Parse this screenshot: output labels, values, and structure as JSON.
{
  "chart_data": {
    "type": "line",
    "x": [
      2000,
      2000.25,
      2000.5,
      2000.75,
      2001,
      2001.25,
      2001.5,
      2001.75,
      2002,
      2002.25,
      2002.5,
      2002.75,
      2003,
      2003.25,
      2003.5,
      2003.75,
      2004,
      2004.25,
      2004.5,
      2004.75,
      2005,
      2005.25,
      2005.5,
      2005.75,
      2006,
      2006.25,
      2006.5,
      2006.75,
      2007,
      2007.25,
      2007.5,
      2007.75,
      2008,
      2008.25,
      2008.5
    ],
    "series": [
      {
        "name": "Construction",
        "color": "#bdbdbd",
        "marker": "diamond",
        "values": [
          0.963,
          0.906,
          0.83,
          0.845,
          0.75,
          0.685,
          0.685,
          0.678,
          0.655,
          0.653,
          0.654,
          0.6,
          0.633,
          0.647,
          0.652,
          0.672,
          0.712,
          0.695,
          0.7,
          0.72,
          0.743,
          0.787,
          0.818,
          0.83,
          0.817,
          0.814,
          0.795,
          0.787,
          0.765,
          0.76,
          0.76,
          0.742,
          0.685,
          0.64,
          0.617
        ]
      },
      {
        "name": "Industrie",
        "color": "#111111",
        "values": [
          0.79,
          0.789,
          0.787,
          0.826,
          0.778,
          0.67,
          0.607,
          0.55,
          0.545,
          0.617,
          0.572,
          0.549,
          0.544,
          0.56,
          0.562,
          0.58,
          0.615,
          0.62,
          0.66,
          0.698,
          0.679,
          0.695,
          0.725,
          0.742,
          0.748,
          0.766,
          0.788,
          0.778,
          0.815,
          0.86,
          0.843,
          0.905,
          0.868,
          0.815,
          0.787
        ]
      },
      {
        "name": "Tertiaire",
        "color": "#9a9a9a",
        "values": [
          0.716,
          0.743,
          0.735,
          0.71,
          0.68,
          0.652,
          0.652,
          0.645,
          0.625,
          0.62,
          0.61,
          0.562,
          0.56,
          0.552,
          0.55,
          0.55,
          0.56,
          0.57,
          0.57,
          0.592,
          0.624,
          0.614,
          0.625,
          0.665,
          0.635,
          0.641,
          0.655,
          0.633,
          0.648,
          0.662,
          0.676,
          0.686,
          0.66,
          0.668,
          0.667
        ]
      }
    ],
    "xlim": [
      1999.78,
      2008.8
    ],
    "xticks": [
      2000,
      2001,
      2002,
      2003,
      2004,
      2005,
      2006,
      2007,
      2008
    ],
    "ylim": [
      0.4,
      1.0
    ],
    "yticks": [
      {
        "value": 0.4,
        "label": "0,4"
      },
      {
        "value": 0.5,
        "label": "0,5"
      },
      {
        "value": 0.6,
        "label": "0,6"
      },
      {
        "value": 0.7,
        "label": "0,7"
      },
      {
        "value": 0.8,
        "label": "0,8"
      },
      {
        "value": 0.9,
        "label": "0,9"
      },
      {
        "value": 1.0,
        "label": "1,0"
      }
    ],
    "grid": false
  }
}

★ ★ ★ ★ ★ ★ ★

Reproduce the records in full, exactly as written.

**Task result**.
Parse this screenshot: output labels, values, and structure as JSON.
{
  "chart_data": {
    "type": "line",
    "x": [
      2000,
      2000.25,
      2000.5,
      2000.75,
      2001,
      2001.25,
      2001.5,
      2001.75,
      2002,
      2002.25,
      2002.5,
      2002.75,
      2003,
      2003.25,
      2003.5,
      2003.75,
      2004,
      2004.25,
      2004.5,
      2004.75,
      2005,
      2005.25,
      2005.5,
      2005.75,
      2006,
      2006.25,
      2006.5,
      2006.75,
      2007,
      2007.25,
      2007.5,
      2007.75,
      2008,
      2008.25,
      2008.5
    ],
    "series": [
      {
        "name": "Construction",
        "color": "#bdbdbd",
        "marker": "diamond",
        "values": [
          0.963,
          0.906,
          0.83,
          0.845,
          0.75,
          0.685,
          0.685,
          0.678,
          0.655,
          0.653,
          0.654,
          0.6,
          0.633,
          0.647,
          0.652,
          0.672,
          0.712,
          0.695,
          0.7,
          0.72,
          0.743,
          0.787,
          0.818,
          0.83,
          0.817,
          0.814,
          0.795,
          0.787,
          0.765,
          0.76,
          0.76,
          0.742,
          0.685,
          0.64,
          0.617
        ]
      },
      {
        "name": "Industrie",
        "color": "#111111",
        "values": [
          0.79,
          0.789,
          0.787,
          0.826,
          0.778,
          0.67,
          0.607,
          0.55,
          0.545,
          0.617,
          0.572,
          0.549,
          0.544,
          0.56,
          0.562,
          0.58,
          0.615,
          0.62,
          0.66,
          0.698,
          0.679,
          0.695,
          0.725,
          0.742,
          0.748,
          0.766,
          0.788,
          0.778,
          0.815,
          0.86,
          0.843,
          0.905,
          0.868,
          0.815,
          0.787
        ]
      },
      {
        "name": "Tertiaire",
        "color": "#9a9a9a",
        "values": [
          0.716,
          0.743,
          0.735,
          0.71,
          0.68,
          0.652,
          0.652,
          0.645,
          0.625,
          0.62,
          0.61,
          0.562,
          0.56,
          0.552,
          0.55,
          0.55,
          0.56,
          0.57,
          0.57,
          0.592,
          0.624,
          0.614,
          0.625,
          0.665,
          0.635,
          0.641,
          0.655,
          0.633,
          0.648,
          0.662,
          0.676,
          0.686,
          0.66,
          0.668,
          0.667
        ]
      }
    ],
    "xlim": [
      1999.78,
      2008.8
    ],
    "xticks": [
      2000,
      2001,
      2002,
      2003,
      2004,
      2005,
      2006,
      2007,
      2008
    ],
    "ylim": [
      0.4,
      1.0
    ],
    "yticks": [
      {
        "value": 0.4,
        "label": "0,4"
      },
      {
        "value": 0.5,
        "label": "0,5"
      },
      {
        "value": 0.6,
        "label": "0,6"
      },
      {
        "value": 0.7,
        "label": "0,7"
      },
      {
        "value": 0.8,
        "label": "0,8"
      },
      {
        "value": 0.9,
        "label": "0,9"
      },
      {
        "value": 1.0,
        "label": "1,0"
      }
    ],
    "grid": false
  }
}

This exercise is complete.